Written instruction:
In the entries below, find the lines that contain the word "into" and copy them.

Extracted records:
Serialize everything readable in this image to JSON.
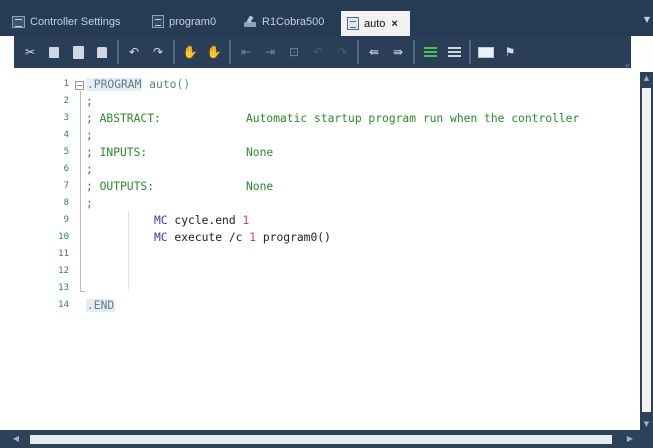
{
  "tabs": [
    {
      "label": "Controller Settings",
      "icon": "settings-grid-icon",
      "active": false
    },
    {
      "label": "program0",
      "icon": "program-doc-icon",
      "active": false
    },
    {
      "label": "R1Cobra500",
      "icon": "robot-arm-icon",
      "active": false
    },
    {
      "label": "auto",
      "icon": "program-doc-icon",
      "active": true,
      "close": "×"
    }
  ],
  "toolbar": {
    "buttons": [
      "cut-icon",
      "copy-icon",
      "paste-icon",
      "delete-icon",
      "undo-icon",
      "redo-icon",
      "hand-icon",
      "hand-stop-icon",
      "breakpoint-icon",
      "breakpoint-clear-icon",
      "step-over-icon",
      "undo-green-icon",
      "redo-green-icon",
      "outdent-icon",
      "indent-icon",
      "comment-icon",
      "uncomment-icon",
      "monitor-icon",
      "flag-icon"
    ]
  },
  "editor": {
    "line_numbers": [
      "1",
      "2",
      "3",
      "4",
      "5",
      "6",
      "7",
      "8",
      "9",
      "10",
      "11",
      "12",
      "13",
      "14"
    ],
    "lines": {
      "l1_keyword": ".PROGRAM",
      "l1_name": "auto()",
      "l2": ";",
      "l3_label": "; ABSTRACT:",
      "l3_value": "Automatic startup program run when the controller",
      "l4": ";",
      "l5_label": "; INPUTS:",
      "l5_value": "None",
      "l6": ";",
      "l7_label": "; OUTPUTS:",
      "l7_value": "None",
      "l8": ";",
      "l9_mc": "MC",
      "l9_cmd": "cycle.end",
      "l9_num": "1",
      "l10_mc": "MC",
      "l10_cmd": "execute /c",
      "l10_num": "1",
      "l10_arg": "program0()",
      "l13_keyword": ".END"
    }
  },
  "colors": {
    "tabbar": "#263b54",
    "toolbar": "#2a3f57",
    "comment": "#2b8a2b",
    "keyword": "#5d7f88",
    "mc": "#3a3f9a",
    "number": "#c0504d",
    "line_number": "#2f7a90"
  }
}
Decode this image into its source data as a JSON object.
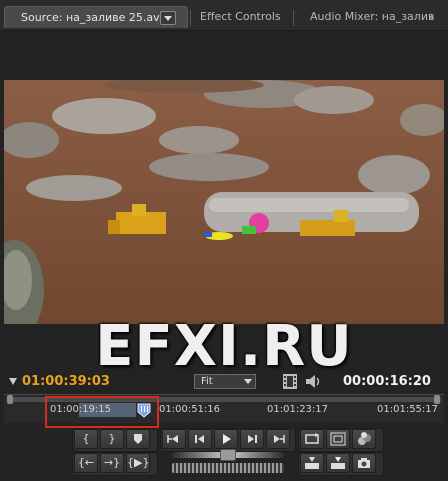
{
  "tabs": [
    {
      "label": "Source: на_заливе 25.avi",
      "active": true
    },
    {
      "label": "Effect Controls",
      "active": false
    },
    {
      "label": "Audio Mixer: на_залив",
      "active": false
    }
  ],
  "panel_menu_icon": "double-chevron-right",
  "watermark": "EFXI.RU",
  "timecode_current": "01:00:39:03",
  "timecode_duration": "00:00:16:20",
  "zoom": {
    "selected": "Fit"
  },
  "ruler": {
    "labels": [
      "01:00:19:15",
      "01:00:51:16",
      "01:01:23:17",
      "01:01:55:17"
    ]
  },
  "colors": {
    "timecode_current": "#e8a21d",
    "highlight": "#d8291f",
    "panel_bg": "#232323"
  },
  "icons": {
    "film": "film-strip-icon",
    "speaker": "speaker-icon",
    "cti": "current-time-indicator-icon"
  }
}
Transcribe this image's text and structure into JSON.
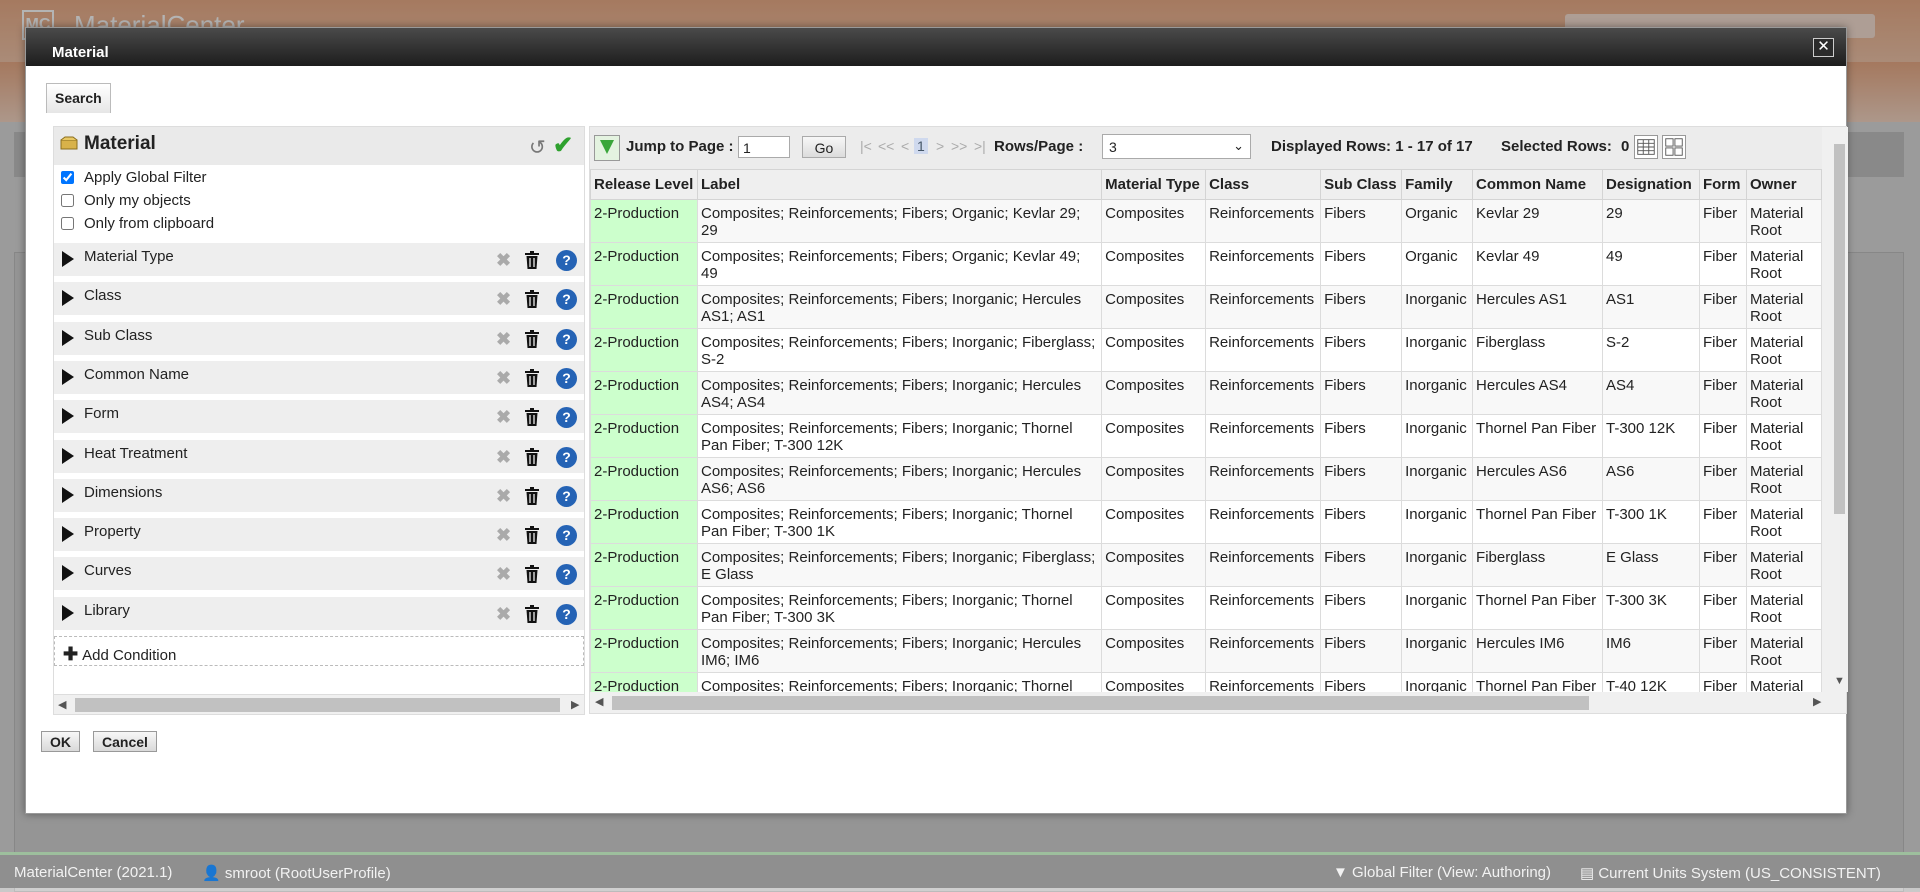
{
  "app": {
    "logo": "MC",
    "name": "MaterialCenter"
  },
  "statusbar": {
    "version": "MaterialCenter (2021.1)",
    "user": "smroot (RootUserProfile)",
    "global_filter": "Global Filter (View: Authoring)",
    "units": "Current Units System (US_CONSISTENT)"
  },
  "dialog": {
    "title": "Material",
    "close_icon": "close-icon",
    "tab_label": "Search",
    "ok_label": "OK",
    "cancel_label": "Cancel"
  },
  "search_panel": {
    "title": "Material",
    "checkboxes": [
      {
        "label": "Apply Global Filter",
        "checked": true
      },
      {
        "label": "Only my objects",
        "checked": false
      },
      {
        "label": "Only from clipboard",
        "checked": false
      }
    ],
    "conditions": [
      {
        "label": "Material Type"
      },
      {
        "label": "Class"
      },
      {
        "label": "Sub Class"
      },
      {
        "label": "Common Name"
      },
      {
        "label": "Form"
      },
      {
        "label": "Heat Treatment"
      },
      {
        "label": "Dimensions"
      },
      {
        "label": "Property"
      },
      {
        "label": "Curves"
      },
      {
        "label": "Library"
      }
    ],
    "add_condition_label": "Add Condition"
  },
  "grid": {
    "jump_label": "Jump to Page :",
    "page_value": "1",
    "go_label": "Go",
    "pager": {
      "first": "|<",
      "prev_block": "<<",
      "prev": "<",
      "current": "1",
      "next": ">",
      "next_block": ">>",
      "last": ">|"
    },
    "rows_per_page_label": "Rows/Page :",
    "rows_per_page_value": "3",
    "displayed_rows": "Displayed Rows: 1 - 17 of 17",
    "selected_rows_label": "Selected Rows:",
    "selected_rows_value": "0",
    "columns": [
      "Release Level",
      "Label",
      "Material Type",
      "Class",
      "Sub Class",
      "Family",
      "Common Name",
      "Designation",
      "Form",
      "Owner"
    ],
    "rows": [
      [
        "2-Production",
        "Composites; Reinforcements; Fibers; Organic; Kevlar 29; 29",
        "Composites",
        "Reinforcements",
        "Fibers",
        "Organic",
        "Kevlar 29",
        "29",
        "Fiber",
        "Material Root"
      ],
      [
        "2-Production",
        "Composites; Reinforcements; Fibers; Organic; Kevlar 49; 49",
        "Composites",
        "Reinforcements",
        "Fibers",
        "Organic",
        "Kevlar 49",
        "49",
        "Fiber",
        "Material Root"
      ],
      [
        "2-Production",
        "Composites; Reinforcements; Fibers; Inorganic; Hercules AS1; AS1",
        "Composites",
        "Reinforcements",
        "Fibers",
        "Inorganic",
        "Hercules AS1",
        "AS1",
        "Fiber",
        "Material Root"
      ],
      [
        "2-Production",
        "Composites; Reinforcements; Fibers; Inorganic; Fiberglass; S-2",
        "Composites",
        "Reinforcements",
        "Fibers",
        "Inorganic",
        "Fiberglass",
        "S-2",
        "Fiber",
        "Material Root"
      ],
      [
        "2-Production",
        "Composites; Reinforcements; Fibers; Inorganic; Hercules AS4; AS4",
        "Composites",
        "Reinforcements",
        "Fibers",
        "Inorganic",
        "Hercules AS4",
        "AS4",
        "Fiber",
        "Material Root"
      ],
      [
        "2-Production",
        "Composites; Reinforcements; Fibers; Inorganic; Thornel Pan Fiber; T-300 12K",
        "Composites",
        "Reinforcements",
        "Fibers",
        "Inorganic",
        "Thornel Pan Fiber",
        "T-300 12K",
        "Fiber",
        "Material Root"
      ],
      [
        "2-Production",
        "Composites; Reinforcements; Fibers; Inorganic; Hercules AS6; AS6",
        "Composites",
        "Reinforcements",
        "Fibers",
        "Inorganic",
        "Hercules AS6",
        "AS6",
        "Fiber",
        "Material Root"
      ],
      [
        "2-Production",
        "Composites; Reinforcements; Fibers; Inorganic; Thornel Pan Fiber; T-300 1K",
        "Composites",
        "Reinforcements",
        "Fibers",
        "Inorganic",
        "Thornel Pan Fiber",
        "T-300 1K",
        "Fiber",
        "Material Root"
      ],
      [
        "2-Production",
        "Composites; Reinforcements; Fibers; Inorganic; Fiberglass; E Glass",
        "Composites",
        "Reinforcements",
        "Fibers",
        "Inorganic",
        "Fiberglass",
        "E Glass",
        "Fiber",
        "Material Root"
      ],
      [
        "2-Production",
        "Composites; Reinforcements; Fibers; Inorganic; Thornel Pan Fiber; T-300 3K",
        "Composites",
        "Reinforcements",
        "Fibers",
        "Inorganic",
        "Thornel Pan Fiber",
        "T-300 3K",
        "Fiber",
        "Material Root"
      ],
      [
        "2-Production",
        "Composites; Reinforcements; Fibers; Inorganic; Hercules IM6; IM6",
        "Composites",
        "Reinforcements",
        "Fibers",
        "Inorganic",
        "Hercules IM6",
        "IM6",
        "Fiber",
        "Material Root"
      ],
      [
        "2-Production",
        "Composites; Reinforcements; Fibers; Inorganic; Thornel",
        "Composites",
        "Reinforcements",
        "Fibers",
        "Inorganic",
        "Thornel Pan Fiber",
        "T-40 12K",
        "Fiber",
        "Material"
      ]
    ]
  },
  "colors": {
    "release_level_bg": "#ccffcc",
    "title_bar": "#2a2a2a",
    "help_icon": "#2563b5",
    "apply_check": "#2ea12e"
  }
}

Answer for the task:
Decode this image into its source data as a JSON object.
Transcribe this image's text and structure into JSON.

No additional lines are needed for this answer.